** begin LISTING **

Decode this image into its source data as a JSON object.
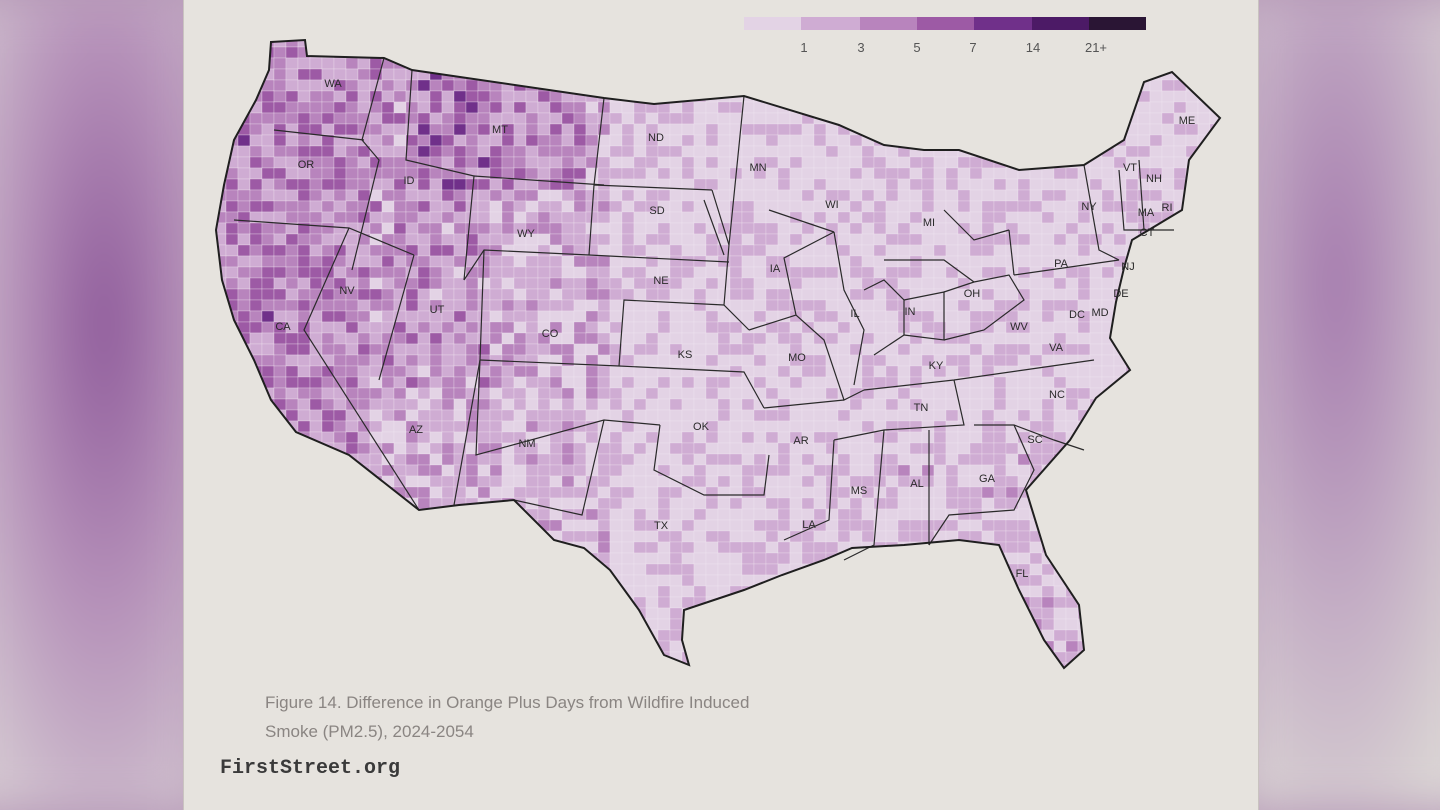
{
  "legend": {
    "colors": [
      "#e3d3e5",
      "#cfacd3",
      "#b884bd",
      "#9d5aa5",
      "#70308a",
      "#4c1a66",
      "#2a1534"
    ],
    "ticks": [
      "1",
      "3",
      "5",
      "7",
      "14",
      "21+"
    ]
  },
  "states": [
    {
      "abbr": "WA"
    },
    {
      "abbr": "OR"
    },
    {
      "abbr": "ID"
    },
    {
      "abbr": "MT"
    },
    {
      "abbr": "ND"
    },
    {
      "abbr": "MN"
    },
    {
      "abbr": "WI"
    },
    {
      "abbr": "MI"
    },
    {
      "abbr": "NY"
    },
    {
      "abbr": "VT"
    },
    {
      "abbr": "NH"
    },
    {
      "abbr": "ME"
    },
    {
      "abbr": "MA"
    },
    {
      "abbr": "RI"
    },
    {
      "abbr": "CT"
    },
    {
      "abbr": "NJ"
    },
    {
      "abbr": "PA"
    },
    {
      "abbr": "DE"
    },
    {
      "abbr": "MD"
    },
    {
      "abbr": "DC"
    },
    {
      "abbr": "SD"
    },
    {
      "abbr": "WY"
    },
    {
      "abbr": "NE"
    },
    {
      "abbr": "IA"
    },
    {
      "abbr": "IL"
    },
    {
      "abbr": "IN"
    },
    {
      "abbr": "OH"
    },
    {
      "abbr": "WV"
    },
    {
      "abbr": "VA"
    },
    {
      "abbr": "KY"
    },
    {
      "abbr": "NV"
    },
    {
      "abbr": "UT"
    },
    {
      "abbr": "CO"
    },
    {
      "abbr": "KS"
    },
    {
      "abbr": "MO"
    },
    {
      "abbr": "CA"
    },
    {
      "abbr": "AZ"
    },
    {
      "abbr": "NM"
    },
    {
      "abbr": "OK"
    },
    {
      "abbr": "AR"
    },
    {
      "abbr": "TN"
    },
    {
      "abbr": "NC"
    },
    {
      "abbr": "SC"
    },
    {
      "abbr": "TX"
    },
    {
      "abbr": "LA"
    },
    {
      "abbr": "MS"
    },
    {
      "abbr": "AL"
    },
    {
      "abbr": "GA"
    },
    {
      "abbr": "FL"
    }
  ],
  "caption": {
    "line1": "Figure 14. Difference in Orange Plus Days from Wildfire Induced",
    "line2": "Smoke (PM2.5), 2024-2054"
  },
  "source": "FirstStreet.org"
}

** end LISTING **
** begin LISTING **

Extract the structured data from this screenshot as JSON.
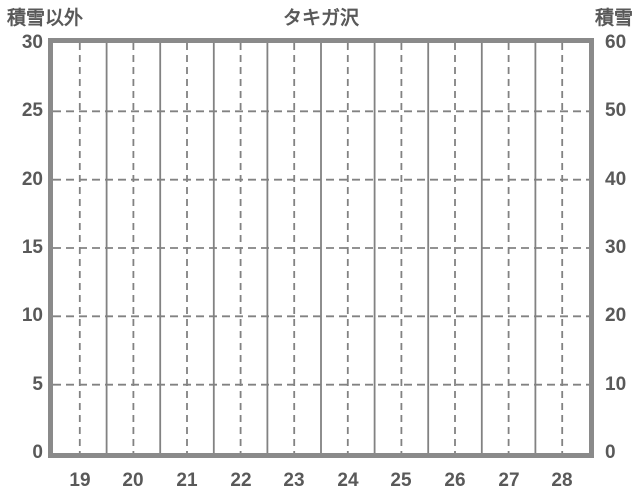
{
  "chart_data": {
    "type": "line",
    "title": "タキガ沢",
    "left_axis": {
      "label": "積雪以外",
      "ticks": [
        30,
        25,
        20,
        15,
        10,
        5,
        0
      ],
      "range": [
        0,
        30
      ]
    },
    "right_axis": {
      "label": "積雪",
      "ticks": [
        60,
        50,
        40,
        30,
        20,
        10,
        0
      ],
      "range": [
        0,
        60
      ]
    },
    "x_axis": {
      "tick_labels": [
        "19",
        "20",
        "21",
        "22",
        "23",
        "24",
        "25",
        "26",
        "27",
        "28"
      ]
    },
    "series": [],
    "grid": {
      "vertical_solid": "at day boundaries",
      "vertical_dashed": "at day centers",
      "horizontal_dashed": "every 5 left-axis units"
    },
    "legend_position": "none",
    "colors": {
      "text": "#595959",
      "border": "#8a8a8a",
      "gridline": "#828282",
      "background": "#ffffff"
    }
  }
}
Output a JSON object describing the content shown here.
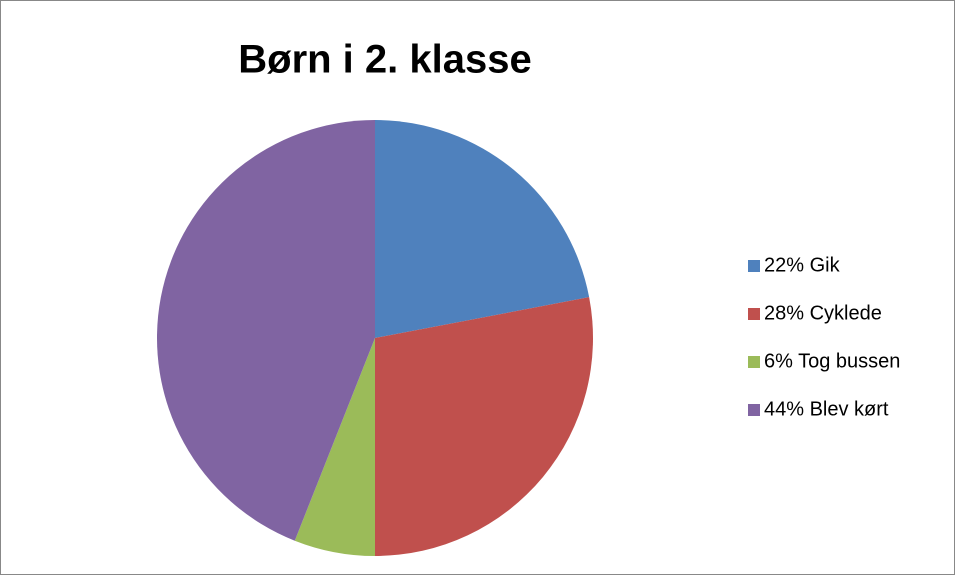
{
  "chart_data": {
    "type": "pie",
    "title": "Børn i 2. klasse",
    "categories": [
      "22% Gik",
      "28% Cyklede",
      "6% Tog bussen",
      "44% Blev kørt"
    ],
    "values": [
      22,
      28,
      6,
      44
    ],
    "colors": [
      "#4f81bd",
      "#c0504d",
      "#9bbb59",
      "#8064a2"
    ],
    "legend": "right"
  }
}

** end LISTING **
** begin LISTING **

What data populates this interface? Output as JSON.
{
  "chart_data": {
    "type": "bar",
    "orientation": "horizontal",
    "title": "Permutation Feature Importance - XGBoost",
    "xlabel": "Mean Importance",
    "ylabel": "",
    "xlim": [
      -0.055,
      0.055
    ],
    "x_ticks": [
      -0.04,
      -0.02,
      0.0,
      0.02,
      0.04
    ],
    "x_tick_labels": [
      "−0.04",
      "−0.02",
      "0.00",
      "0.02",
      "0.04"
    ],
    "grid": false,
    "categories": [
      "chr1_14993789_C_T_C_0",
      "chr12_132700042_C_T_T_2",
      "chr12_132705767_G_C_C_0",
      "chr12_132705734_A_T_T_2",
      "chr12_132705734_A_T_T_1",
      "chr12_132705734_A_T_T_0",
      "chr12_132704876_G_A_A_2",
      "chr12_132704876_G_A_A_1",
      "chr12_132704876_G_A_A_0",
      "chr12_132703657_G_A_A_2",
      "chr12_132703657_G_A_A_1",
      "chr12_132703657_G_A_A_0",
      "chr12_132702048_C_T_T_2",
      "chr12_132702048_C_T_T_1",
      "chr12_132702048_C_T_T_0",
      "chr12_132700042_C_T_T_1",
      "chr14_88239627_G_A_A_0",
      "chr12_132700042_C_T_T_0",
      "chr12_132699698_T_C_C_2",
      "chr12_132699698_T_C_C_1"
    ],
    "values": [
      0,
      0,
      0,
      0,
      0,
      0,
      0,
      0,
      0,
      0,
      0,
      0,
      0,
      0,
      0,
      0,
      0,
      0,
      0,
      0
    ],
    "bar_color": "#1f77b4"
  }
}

** end LISTING **

→ **PROBLEM DESCRIPTION**
Search the records for the word "object". Copy every line that has it.

→ **ANSWER BELOW**
Decode this image into its source data as a JSON object.
Output a JSON object describing the content shown here.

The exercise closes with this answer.